### [STATED PROBLEM]
Pictures don't belong in the copy; print all the records exactly.

### [DATA FOR THIS TASK]
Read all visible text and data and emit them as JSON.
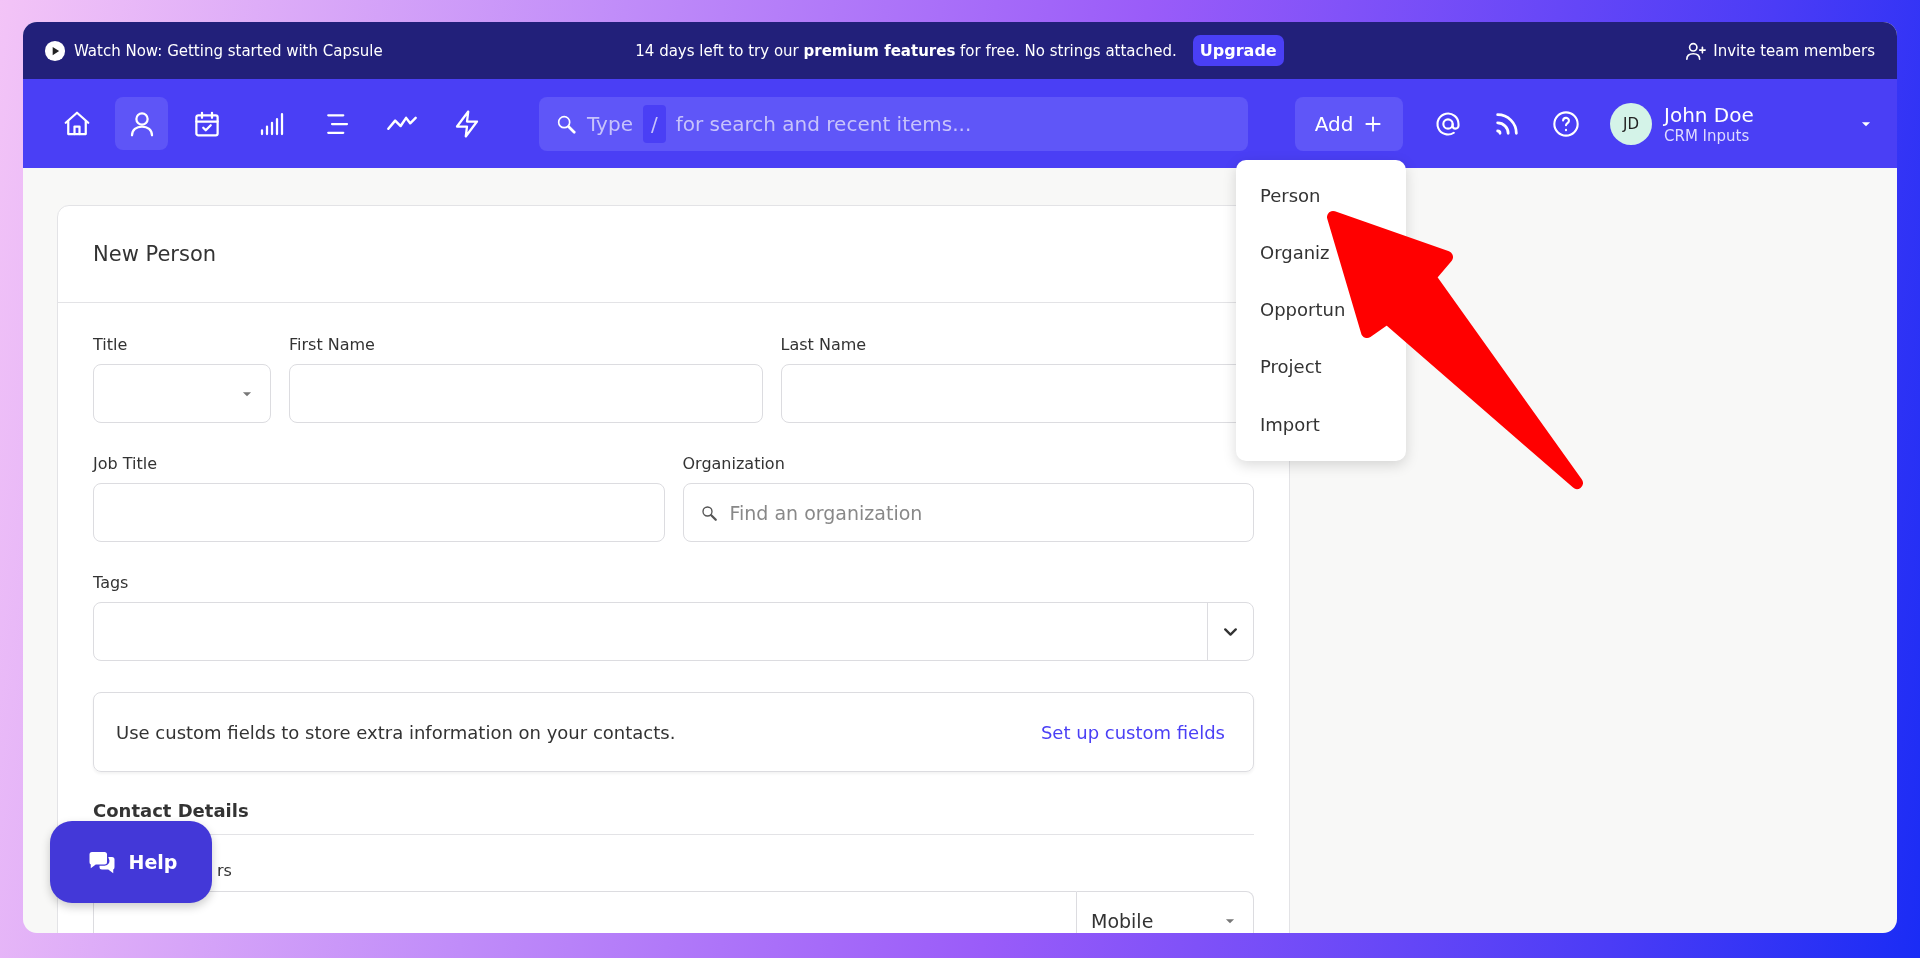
{
  "banner": {
    "video_link": "Watch Now: Getting started with Capsule",
    "message": "14 days left to try our **premium features** for free. No strings attached.",
    "upgrade_button": "Upgrade",
    "invite_link": "Invite team members"
  },
  "nav": {
    "items": [
      {
        "kind": "home",
        "selected": false
      },
      {
        "kind": "person",
        "selected": true
      },
      {
        "kind": "calendar",
        "selected": false
      },
      {
        "kind": "bars",
        "selected": false
      },
      {
        "kind": "list",
        "selected": false
      },
      {
        "kind": "trend",
        "selected": false
      },
      {
        "kind": "bolt",
        "selected": false
      }
    ]
  },
  "search": {
    "placeholder_before": "Type",
    "shortcut_key": "/",
    "placeholder_after": "for search and recent items..."
  },
  "add_button": "Add",
  "user": {
    "initials": "JD",
    "name": "John Doe",
    "account": "CRM Inputs"
  },
  "add_menu": {
    "items": [
      {
        "label": "Person"
      },
      {
        "label": "Organiz"
      },
      {
        "label": "Opportun"
      },
      {
        "label": "Project"
      }
    ],
    "footer_items": [
      {
        "label": "Import"
      }
    ]
  },
  "form": {
    "title": "New Person",
    "title_field": {
      "label": "Title",
      "kind": "select"
    },
    "first_name_field": {
      "label": "First Name",
      "kind": "text"
    },
    "last_name_field": {
      "label": "Last Name",
      "kind": "text"
    },
    "job_title_field": {
      "label": "Job Title",
      "kind": "text"
    },
    "organization_field": {
      "label": "Organization",
      "kind": "search",
      "placeholder": "Find an organization"
    },
    "tags_field": {
      "label": "Tags",
      "kind": "tags"
    },
    "custom_fields_note": {
      "text": "Use custom fields to store extra information on your contacts.",
      "link": "Set up custom fields"
    },
    "section_title": "Contact Details",
    "phone": {
      "label": "rs",
      "type_value": "Mobile"
    }
  },
  "help_button": "Help"
}
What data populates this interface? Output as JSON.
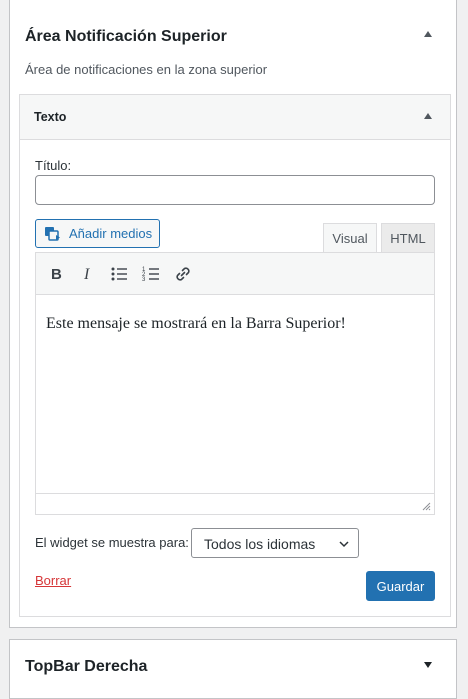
{
  "widget_area": {
    "title": "Área Notificación Superior",
    "description": "Área de notificaciones en la zona superior",
    "toggle_state": "expanded"
  },
  "text_widget": {
    "title": "Texto",
    "title_label": "Título:",
    "title_value": "",
    "add_media_label": "Añadir medios",
    "tabs": [
      "Visual",
      "HTML"
    ],
    "active_tab": "Visual",
    "toolbar": [
      "bold-icon",
      "italic-icon",
      "bullet-list-icon",
      "numbered-list-icon",
      "link-icon"
    ],
    "content": "Este mensaje se mostrará en la Barra Superior!",
    "language_label": "El widget se muestra para:",
    "language_value": "Todos los idiomas",
    "delete_label": "Borrar",
    "save_label": "Guardar"
  },
  "next_area": {
    "title": "TopBar Derecha",
    "toggle_state": "collapsed"
  },
  "colors": {
    "accent": "#2271b1",
    "danger": "#d63638",
    "border": "#c3c4c7",
    "background": "#f0f0f1"
  }
}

### [ANSWER]
Read all visible text and data and emit them as JSON.
{
  "banner": {
    "video_link": "Watch Now: Getting started with Capsule",
    "message": "14 days left to try our **premium features** for free. No strings attached.",
    "upgrade_button": "Upgrade",
    "invite_link": "Invite team members"
  },
  "nav": {
    "items": [
      {
        "kind": "home",
        "selected": false
      },
      {
        "kind": "person",
        "selected": true
      },
      {
        "kind": "calendar",
        "selected": false
      },
      {
        "kind": "bars",
        "selected": false
      },
      {
        "kind": "list",
        "selected": false
      },
      {
        "kind": "trend",
        "selected": false
      },
      {
        "kind": "bolt",
        "selected": false
      }
    ]
  },
  "search": {
    "placeholder_before": "Type",
    "shortcut_key": "/",
    "placeholder_after": "for search and recent items..."
  },
  "add_button": "Add",
  "user": {
    "initials": "JD",
    "name": "John Doe",
    "account": "CRM Inputs"
  },
  "add_menu": {
    "items": [
      {
        "label": "Person"
      },
      {
        "label": "Organiz"
      },
      {
        "label": "Opportun"
      },
      {
        "label": "Project"
      }
    ],
    "footer_items": [
      {
        "label": "Import"
      }
    ]
  },
  "form": {
    "title": "New Person",
    "title_field": {
      "label": "Title",
      "kind": "select"
    },
    "first_name_field": {
      "label": "First Name",
      "kind": "text"
    },
    "last_name_field": {
      "label": "Last Name",
      "kind": "text"
    },
    "job_title_field": {
      "label": "Job Title",
      "kind": "text"
    },
    "organization_field": {
      "label": "Organization",
      "kind": "search",
      "placeholder": "Find an organization"
    },
    "tags_field": {
      "label": "Tags",
      "kind": "tags"
    },
    "custom_fields_note": {
      "text": "Use custom fields to store extra information on your contacts.",
      "link": "Set up custom fields"
    },
    "section_title": "Contact Details",
    "phone": {
      "label": "rs",
      "type_value": "Mobile"
    }
  },
  "help_button": "Help"
}
What data populates this interface? Output as JSON.
{
  "widget_area": {
    "title": "Área Notificación Superior",
    "description": "Área de notificaciones en la zona superior",
    "toggle_state": "expanded"
  },
  "text_widget": {
    "title": "Texto",
    "title_label": "Título:",
    "title_value": "",
    "add_media_label": "Añadir medios",
    "tabs": [
      "Visual",
      "HTML"
    ],
    "active_tab": "Visual",
    "toolbar": [
      "bold-icon",
      "italic-icon",
      "bullet-list-icon",
      "numbered-list-icon",
      "link-icon"
    ],
    "content": "Este mensaje se mostrará en la Barra Superior!",
    "language_label": "El widget se muestra para:",
    "language_value": "Todos los idiomas",
    "delete_label": "Borrar",
    "save_label": "Guardar"
  },
  "next_area": {
    "title": "TopBar Derecha",
    "toggle_state": "collapsed"
  },
  "colors": {
    "accent": "#2271b1",
    "danger": "#d63638",
    "border": "#c3c4c7",
    "background": "#f0f0f1"
  }
}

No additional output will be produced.